Layout annotation data >>
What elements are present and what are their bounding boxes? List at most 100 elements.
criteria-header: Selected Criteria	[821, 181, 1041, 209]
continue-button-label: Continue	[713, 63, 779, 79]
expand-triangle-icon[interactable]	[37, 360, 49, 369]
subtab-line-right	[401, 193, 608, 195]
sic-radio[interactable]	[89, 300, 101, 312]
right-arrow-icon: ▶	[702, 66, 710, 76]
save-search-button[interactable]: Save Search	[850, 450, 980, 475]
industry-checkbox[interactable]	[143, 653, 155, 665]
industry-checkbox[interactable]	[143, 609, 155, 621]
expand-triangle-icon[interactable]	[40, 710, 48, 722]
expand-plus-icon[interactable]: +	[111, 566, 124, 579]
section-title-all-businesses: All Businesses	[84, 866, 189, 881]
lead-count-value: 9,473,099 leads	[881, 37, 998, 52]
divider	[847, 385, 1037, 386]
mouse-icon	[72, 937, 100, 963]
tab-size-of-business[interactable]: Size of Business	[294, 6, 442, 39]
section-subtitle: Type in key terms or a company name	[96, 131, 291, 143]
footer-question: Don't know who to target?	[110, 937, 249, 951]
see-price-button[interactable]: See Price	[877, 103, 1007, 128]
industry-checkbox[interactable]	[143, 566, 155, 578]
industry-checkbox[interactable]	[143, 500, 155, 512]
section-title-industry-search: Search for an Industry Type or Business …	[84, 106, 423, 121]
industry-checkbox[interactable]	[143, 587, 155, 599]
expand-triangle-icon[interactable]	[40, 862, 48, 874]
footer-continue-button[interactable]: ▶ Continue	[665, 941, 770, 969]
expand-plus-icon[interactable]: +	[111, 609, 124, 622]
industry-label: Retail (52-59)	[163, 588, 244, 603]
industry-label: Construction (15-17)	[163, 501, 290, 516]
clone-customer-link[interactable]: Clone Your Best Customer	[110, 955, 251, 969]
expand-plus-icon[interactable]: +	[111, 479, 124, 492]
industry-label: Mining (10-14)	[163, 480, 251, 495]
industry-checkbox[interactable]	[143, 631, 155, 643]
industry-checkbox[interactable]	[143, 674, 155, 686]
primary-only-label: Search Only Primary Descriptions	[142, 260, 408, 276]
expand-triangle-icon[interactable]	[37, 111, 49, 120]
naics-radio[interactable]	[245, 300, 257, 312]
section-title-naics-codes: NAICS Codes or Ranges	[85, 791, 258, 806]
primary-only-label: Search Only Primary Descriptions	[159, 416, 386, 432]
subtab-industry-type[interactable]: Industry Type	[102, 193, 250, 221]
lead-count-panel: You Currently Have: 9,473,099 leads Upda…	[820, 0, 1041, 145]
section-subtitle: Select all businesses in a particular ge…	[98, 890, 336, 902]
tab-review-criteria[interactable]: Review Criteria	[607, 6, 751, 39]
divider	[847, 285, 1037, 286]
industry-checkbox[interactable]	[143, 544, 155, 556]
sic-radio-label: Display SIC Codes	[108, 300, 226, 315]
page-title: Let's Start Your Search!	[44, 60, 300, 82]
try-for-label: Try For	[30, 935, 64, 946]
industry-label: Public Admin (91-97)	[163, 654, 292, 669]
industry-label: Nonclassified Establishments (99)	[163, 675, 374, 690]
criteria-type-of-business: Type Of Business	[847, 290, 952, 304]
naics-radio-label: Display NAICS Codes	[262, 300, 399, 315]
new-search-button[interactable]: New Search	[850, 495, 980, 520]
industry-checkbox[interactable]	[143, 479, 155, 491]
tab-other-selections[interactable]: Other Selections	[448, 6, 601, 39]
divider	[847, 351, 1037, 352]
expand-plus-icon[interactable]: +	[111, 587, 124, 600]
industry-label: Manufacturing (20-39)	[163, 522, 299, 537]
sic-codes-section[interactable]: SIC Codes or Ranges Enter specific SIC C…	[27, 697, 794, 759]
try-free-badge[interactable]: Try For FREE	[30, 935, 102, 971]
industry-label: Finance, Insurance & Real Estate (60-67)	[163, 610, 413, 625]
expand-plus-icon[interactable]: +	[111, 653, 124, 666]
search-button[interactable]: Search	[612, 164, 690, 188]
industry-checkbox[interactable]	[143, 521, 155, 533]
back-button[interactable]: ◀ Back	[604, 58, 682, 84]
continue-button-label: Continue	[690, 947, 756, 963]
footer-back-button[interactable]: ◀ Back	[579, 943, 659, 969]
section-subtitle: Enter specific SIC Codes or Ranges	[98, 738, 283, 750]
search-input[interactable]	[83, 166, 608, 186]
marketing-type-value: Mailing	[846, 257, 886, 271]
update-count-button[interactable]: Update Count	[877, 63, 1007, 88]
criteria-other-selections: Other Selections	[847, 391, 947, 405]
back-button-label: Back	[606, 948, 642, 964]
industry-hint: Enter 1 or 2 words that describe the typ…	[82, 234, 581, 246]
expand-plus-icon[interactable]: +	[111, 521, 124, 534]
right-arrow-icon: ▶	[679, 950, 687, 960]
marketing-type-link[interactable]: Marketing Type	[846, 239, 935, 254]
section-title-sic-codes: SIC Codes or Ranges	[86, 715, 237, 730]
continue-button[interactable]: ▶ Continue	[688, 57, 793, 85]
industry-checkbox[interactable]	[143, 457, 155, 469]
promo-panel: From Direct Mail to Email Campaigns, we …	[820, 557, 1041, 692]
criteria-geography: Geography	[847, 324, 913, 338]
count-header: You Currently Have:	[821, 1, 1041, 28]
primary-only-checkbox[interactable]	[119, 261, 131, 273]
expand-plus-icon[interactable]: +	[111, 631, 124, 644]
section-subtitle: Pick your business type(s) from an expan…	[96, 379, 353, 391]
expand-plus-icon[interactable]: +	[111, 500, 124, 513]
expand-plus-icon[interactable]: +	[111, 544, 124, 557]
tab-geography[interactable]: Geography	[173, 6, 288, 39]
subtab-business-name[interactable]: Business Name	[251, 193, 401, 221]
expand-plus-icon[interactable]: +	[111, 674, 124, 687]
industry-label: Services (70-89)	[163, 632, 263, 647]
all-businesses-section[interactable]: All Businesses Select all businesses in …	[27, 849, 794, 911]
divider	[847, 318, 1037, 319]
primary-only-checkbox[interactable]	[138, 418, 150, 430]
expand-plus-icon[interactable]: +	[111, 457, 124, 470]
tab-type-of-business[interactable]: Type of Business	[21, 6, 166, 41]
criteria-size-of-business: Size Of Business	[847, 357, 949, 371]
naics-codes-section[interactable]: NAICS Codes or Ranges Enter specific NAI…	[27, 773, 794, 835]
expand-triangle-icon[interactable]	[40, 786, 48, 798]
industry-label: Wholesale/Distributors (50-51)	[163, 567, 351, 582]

What you have to do >>
Reproduce these records line for line, without any changes.

Exercise result >>
What elements are present and what are their bounding boxes? List at most 100 elements.
criteria-header: Selected Criteria	[821, 181, 1041, 209]
continue-button-label: Continue	[713, 63, 779, 79]
expand-triangle-icon[interactable]	[37, 360, 49, 369]
subtab-line-right	[401, 193, 608, 195]
sic-radio[interactable]	[89, 300, 101, 312]
right-arrow-icon: ▶	[702, 66, 710, 76]
save-search-button[interactable]: Save Search	[850, 450, 980, 475]
industry-checkbox[interactable]	[143, 653, 155, 665]
industry-checkbox[interactable]	[143, 609, 155, 621]
expand-triangle-icon[interactable]	[40, 710, 48, 722]
expand-plus-icon[interactable]: +	[111, 566, 124, 579]
section-title-all-businesses: All Businesses	[84, 866, 189, 881]
lead-count-value: 9,473,099 leads	[881, 37, 998, 52]
divider	[847, 385, 1037, 386]
mouse-icon	[72, 937, 100, 963]
tab-size-of-business[interactable]: Size of Business	[294, 6, 442, 39]
section-subtitle: Type in key terms or a company name	[96, 131, 291, 143]
footer-question: Don't know who to target?	[110, 937, 249, 951]
see-price-button[interactable]: See Price	[877, 103, 1007, 128]
industry-checkbox[interactable]	[143, 566, 155, 578]
industry-checkbox[interactable]	[143, 500, 155, 512]
section-title-industry-search: Search for an Industry Type or Business …	[84, 106, 423, 121]
industry-checkbox[interactable]	[143, 587, 155, 599]
expand-triangle-icon[interactable]	[40, 862, 48, 874]
footer-continue-button[interactable]: ▶ Continue	[665, 941, 770, 969]
expand-plus-icon[interactable]: +	[111, 609, 124, 622]
industry-label: Retail (52-59)	[163, 588, 244, 603]
industry-label: Construction (15-17)	[163, 501, 290, 516]
clone-customer-link[interactable]: Clone Your Best Customer	[110, 955, 251, 969]
expand-plus-icon[interactable]: +	[111, 479, 124, 492]
industry-label: Mining (10-14)	[163, 480, 251, 495]
industry-checkbox[interactable]	[143, 631, 155, 643]
industry-checkbox[interactable]	[143, 674, 155, 686]
primary-only-label: Search Only Primary Descriptions	[142, 260, 408, 276]
expand-triangle-icon[interactable]	[37, 111, 49, 120]
naics-radio[interactable]	[245, 300, 257, 312]
section-title-naics-codes: NAICS Codes or Ranges	[85, 791, 258, 806]
primary-only-label: Search Only Primary Descriptions	[159, 416, 386, 432]
subtab-industry-type[interactable]: Industry Type	[102, 193, 250, 221]
lead-count-panel: You Currently Have: 9,473,099 leads Upda…	[820, 0, 1041, 145]
section-subtitle: Select all businesses in a particular ge…	[98, 890, 336, 902]
tab-review-criteria[interactable]: Review Criteria	[607, 6, 751, 39]
divider	[847, 285, 1037, 286]
industry-checkbox[interactable]	[143, 544, 155, 556]
sic-radio-label: Display SIC Codes	[108, 300, 226, 315]
page-title: Let's Start Your Search!	[44, 60, 300, 82]
try-for-label: Try For	[30, 935, 64, 946]
industry-label: Public Admin (91-97)	[163, 654, 292, 669]
industry-label: Nonclassified Establishments (99)	[163, 675, 374, 690]
criteria-type-of-business: Type Of Business	[847, 290, 952, 304]
naics-radio-label: Display NAICS Codes	[262, 300, 399, 315]
new-search-button[interactable]: New Search	[850, 495, 980, 520]
industry-checkbox[interactable]	[143, 479, 155, 491]
tab-other-selections[interactable]: Other Selections	[448, 6, 601, 39]
divider	[847, 351, 1037, 352]
expand-plus-icon[interactable]: +	[111, 587, 124, 600]
industry-label: Manufacturing (20-39)	[163, 522, 299, 537]
sic-codes-section[interactable]: SIC Codes or Ranges Enter specific SIC C…	[27, 697, 794, 759]
try-free-badge[interactable]: Try For FREE	[30, 935, 102, 971]
industry-label: Finance, Insurance & Real Estate (60-67)	[163, 610, 413, 625]
expand-plus-icon[interactable]: +	[111, 653, 124, 666]
search-button[interactable]: Search	[612, 164, 690, 188]
industry-checkbox[interactable]	[143, 521, 155, 533]
back-button[interactable]: ◀ Back	[604, 58, 682, 84]
continue-button-label: Continue	[690, 947, 756, 963]
footer-back-button[interactable]: ◀ Back	[579, 943, 659, 969]
section-subtitle: Enter specific SIC Codes or Ranges	[98, 738, 283, 750]
search-input[interactable]	[83, 166, 608, 186]
marketing-type-value: Mailing	[846, 257, 886, 271]
update-count-button[interactable]: Update Count	[877, 63, 1007, 88]
criteria-other-selections: Other Selections	[847, 391, 947, 405]
back-button-label: Back	[606, 948, 642, 964]
industry-hint: Enter 1 or 2 words that describe the typ…	[82, 234, 581, 246]
expand-plus-icon[interactable]: +	[111, 521, 124, 534]
right-arrow-icon: ▶	[679, 950, 687, 960]
marketing-type-link[interactable]: Marketing Type	[846, 239, 935, 254]
section-title-sic-codes: SIC Codes or Ranges	[86, 715, 237, 730]
continue-button[interactable]: ▶ Continue	[688, 57, 793, 85]
industry-checkbox[interactable]	[143, 457, 155, 469]
promo-panel: From Direct Mail to Email Campaigns, we …	[820, 557, 1041, 692]
criteria-geography: Geography	[847, 324, 913, 338]
count-header: You Currently Have:	[821, 1, 1041, 28]
primary-only-checkbox[interactable]	[119, 261, 131, 273]
expand-plus-icon[interactable]: +	[111, 631, 124, 644]
section-subtitle: Pick your business type(s) from an expan…	[96, 379, 353, 391]
expand-plus-icon[interactable]: +	[111, 500, 124, 513]
expand-plus-icon[interactable]: +	[111, 544, 124, 557]
tab-geography[interactable]: Geography	[173, 6, 288, 39]
subtab-business-name[interactable]: Business Name	[251, 193, 401, 221]
expand-plus-icon[interactable]: +	[111, 674, 124, 687]
industry-label: Services (70-89)	[163, 632, 263, 647]
all-businesses-section[interactable]: All Businesses Select all businesses in …	[27, 849, 794, 911]
divider	[847, 318, 1037, 319]
primary-only-checkbox[interactable]	[138, 418, 150, 430]
expand-plus-icon[interactable]: +	[111, 457, 124, 470]
tab-type-of-business[interactable]: Type of Business	[21, 6, 166, 41]
criteria-size-of-business: Size Of Business	[847, 357, 949, 371]
naics-codes-section[interactable]: NAICS Codes or Ranges Enter specific NAI…	[27, 773, 794, 835]
expand-triangle-icon[interactable]	[40, 786, 48, 798]
industry-label: Wholesale/Distributors (50-51)	[163, 567, 351, 582]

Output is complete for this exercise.